-------- SUPPLIED DATA

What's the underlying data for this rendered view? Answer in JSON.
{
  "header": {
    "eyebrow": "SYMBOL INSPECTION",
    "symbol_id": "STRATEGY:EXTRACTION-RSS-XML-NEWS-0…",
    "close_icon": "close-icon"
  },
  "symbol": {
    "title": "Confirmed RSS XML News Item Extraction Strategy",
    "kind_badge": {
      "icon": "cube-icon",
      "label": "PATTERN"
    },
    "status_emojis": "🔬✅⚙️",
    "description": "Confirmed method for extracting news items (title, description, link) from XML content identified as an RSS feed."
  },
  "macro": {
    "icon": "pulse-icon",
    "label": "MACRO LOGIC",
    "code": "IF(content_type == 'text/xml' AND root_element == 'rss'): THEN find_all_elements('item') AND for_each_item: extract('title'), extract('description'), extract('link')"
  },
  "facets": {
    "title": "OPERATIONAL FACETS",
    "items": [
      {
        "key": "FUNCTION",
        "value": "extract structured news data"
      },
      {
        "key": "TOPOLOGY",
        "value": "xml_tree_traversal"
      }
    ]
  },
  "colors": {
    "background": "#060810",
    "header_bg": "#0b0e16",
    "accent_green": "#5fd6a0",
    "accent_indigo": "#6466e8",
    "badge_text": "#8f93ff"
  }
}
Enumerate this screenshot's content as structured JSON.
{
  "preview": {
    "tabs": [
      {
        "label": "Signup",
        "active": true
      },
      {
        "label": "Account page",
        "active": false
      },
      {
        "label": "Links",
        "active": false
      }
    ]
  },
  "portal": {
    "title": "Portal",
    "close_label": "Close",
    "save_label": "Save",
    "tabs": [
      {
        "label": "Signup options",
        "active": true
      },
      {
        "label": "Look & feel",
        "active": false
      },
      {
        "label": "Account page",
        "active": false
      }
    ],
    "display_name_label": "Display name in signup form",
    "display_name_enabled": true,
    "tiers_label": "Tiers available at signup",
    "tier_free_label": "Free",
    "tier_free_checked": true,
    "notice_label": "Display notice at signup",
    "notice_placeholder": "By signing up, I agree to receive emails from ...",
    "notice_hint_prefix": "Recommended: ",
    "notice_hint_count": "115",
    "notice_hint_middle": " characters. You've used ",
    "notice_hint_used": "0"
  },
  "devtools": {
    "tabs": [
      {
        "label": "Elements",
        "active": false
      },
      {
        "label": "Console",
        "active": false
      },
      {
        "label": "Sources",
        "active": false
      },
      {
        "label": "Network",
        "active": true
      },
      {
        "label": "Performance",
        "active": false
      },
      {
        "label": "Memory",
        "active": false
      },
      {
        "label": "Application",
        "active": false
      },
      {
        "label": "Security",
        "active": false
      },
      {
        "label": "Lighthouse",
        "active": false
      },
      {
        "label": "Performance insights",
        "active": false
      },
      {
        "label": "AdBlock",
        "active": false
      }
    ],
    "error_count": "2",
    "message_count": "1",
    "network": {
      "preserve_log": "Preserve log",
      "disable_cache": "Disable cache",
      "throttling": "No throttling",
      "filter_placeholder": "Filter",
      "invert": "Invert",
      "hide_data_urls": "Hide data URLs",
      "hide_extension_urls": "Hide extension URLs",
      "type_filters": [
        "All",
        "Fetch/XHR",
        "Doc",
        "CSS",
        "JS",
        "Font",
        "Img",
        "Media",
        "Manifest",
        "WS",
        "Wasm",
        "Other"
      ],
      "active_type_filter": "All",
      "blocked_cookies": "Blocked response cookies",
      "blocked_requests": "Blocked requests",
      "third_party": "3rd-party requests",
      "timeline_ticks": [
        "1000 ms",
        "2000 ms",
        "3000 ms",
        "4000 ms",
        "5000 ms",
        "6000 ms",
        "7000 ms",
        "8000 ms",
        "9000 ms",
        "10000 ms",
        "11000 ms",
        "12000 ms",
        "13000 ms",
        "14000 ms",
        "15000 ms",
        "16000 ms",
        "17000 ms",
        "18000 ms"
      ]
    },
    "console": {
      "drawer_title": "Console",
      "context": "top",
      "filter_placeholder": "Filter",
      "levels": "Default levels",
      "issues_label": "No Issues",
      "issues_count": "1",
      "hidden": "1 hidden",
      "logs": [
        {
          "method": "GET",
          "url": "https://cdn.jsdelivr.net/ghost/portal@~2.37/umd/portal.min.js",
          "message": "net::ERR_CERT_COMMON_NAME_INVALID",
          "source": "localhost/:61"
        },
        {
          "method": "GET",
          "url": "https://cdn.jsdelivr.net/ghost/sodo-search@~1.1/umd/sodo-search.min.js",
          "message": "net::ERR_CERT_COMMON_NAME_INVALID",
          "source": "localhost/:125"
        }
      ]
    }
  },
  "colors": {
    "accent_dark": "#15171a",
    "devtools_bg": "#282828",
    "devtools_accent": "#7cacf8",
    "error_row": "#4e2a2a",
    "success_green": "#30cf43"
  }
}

----------------

WHAT IS REQUIRED
For each line of the entries that includes "structured", show that line.

OUTPUT OF THE TASK
        "value": "extract structured news data"
Enumerate this screenshot's content as structured JSON.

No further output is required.